KUTIPAN YANG DISEDIAKAN →
+++
Menurut Muhammad Yamin kalimat ini menjadikan Indonesia merdeka bukan sebagai
negara sekuler dan bukan pula negara Islam.[20]
Dengan rumusan
semacam ini sesungguhnya lahir sebuah implikasi yang mengharuskan adanya
pembentukan undang-undang untuk melaksanakan Syariat Islam bagi para
pemeluknya. Tetapi rumusan kompromis Piagam Jakarta itu akhirnya gagal
ditetapkan saat akan disahkan pada tanggal 18 Agustus 1945 oleh PPKI. Ada
banyak kabut berkenaan dengan penyebab hal itu. Tapi semua versi mengarah
kepada Mohammad Hatta yang menyampaikan keberatan golongan Kristen di Indonesia
Timur. Hatta mengatakan ia mendapat informasi tersebut dari seorang opsir
angkatan laut Jepang pada sore hari taggal 17 Agustus 1945. Namun Letkol
Shegeta Nishijima satu-satunya opsir AL Jepang yang ditemui Hatta pada saat
itu- menyangkal hal tersebut. Ia bahkan menyebutkan justru Latuharhary yang
menyampaikan keberatan itu. Keseriusan tuntutan itu lalu perlu dipertanyakan
mengingat Latuharhary –bersama dengan Maramis, seorang tokoh Kristen dari
Indonesia Timur lainnya- telah menyetujui rumusan kompromi itu saat sidang
BPUPKI.[21]
Pada akhirnya,
permasalahan yang diterima Islam khususnya legislasi hukum islamdi periode ini,
status hukum Islam tetaplah samar-samar. Isa Ashary mengatakan, Kejadian
mencolok mata sejarah ini dirasakan oleh umat Islam sebagai suatu ‘permainan
sulap’ yang masih diliputi kabut rahasia suatu politik pengepungan kepada
cita-cita umat Islam.
Solusi nya
menurut pemakalah adalah Islam khususnya hukum Islam menuntut adanya pihak yang
sangat berwenang dalam legislasinya yang mana pihak tersebut juga benar-benar
bertujuan untuk mengeakkan hukum Islam secara menyeluruh.
5. Hukum Islam pada Masa
Kemerdekaan Periode Revolusi Hingga Keluarnya Dekrit Presiden 5 Juli 1950
Selama hampir
lima tahun setelah proklamasi kemerdekaan, Indonesia memasuki masa-masa
revolusi (1945-1950). Menyusul kekalahan Jepang oleh tentara-tentara sekutu,
Belanda ingin kembali menduduki kepulauan Nusantara. Dari beberapa pertempuran,
Belanda berhasil menguasai beberapa wilayah Indonesia, dimana ia kemudian
mendirikan negara-negara kecil yang dimaksudkan untuk mengepung Republik
Indonesia. Berbagai perundingan dan perjanjian kemudian dilakukan, hingga
akhirnya tidak lama setelah Linggarjati, lahirlah apa yang disebut dengan
Konstitusi Indonesia Serikat pada tanggal 27 Desember 1949.
+++
TUGAS YANG DIBERIKAN 1 →
Sebutkan semua nama orang yang muncul dalam kutipan tentang sejarah hukum Islam di Indonesia.
TUGAS YANG DIBERIKAN 2 →
Salin tanpa perubahan bagian kutipan tentang sejarah hukum Islam di Indonesia, mulai dari "5. Hukum Islam" sampai "27 Desember 1949.".

MATERI YANG DISEDIAKAN →
+++
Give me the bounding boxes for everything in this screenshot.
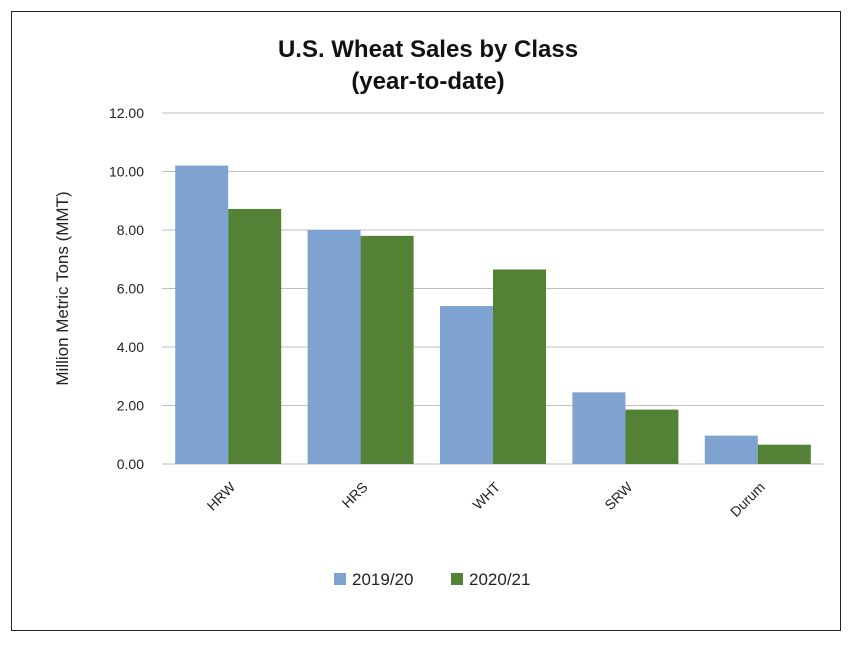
+++
JAWABAN AKHIR 1 →
Muhammad Yamin, Mohammad Hatta, Shegeta Nishijima, Latuharhary, Maramis, Isa Ashary

JAWABAN AKHIR 2 →
5. Hukum Islam pada Masa
Kemerdekaan Periode Revolusi Hingga Keluarnya Dekrit Presiden 5 Juli 1950
Selama hampir
lima tahun setelah proklamasi kemerdekaan, Indonesia memasuki masa-masa
revolusi (1945-1950). Menyusul kekalahan Jepang oleh tentara-tentara sekutu,
Belanda ingin kembali menduduki kepulauan Nusantara. Dari beberapa pertempuran,
Belanda berhasil menguasai beberapa wilayah Indonesia, dimana ia kemudian
mendirikan negara-negara kecil yang dimaksudkan untuk mengepung Republik
Indonesia. Berbagai perundingan dan perjanjian kemudian dilakukan, hingga
akhirnya tidak lama setelah Linggarjati, lahirlah apa yang disebut dengan
Konstitusi Indonesia Serikat pada tanggal 27 Desember 1949.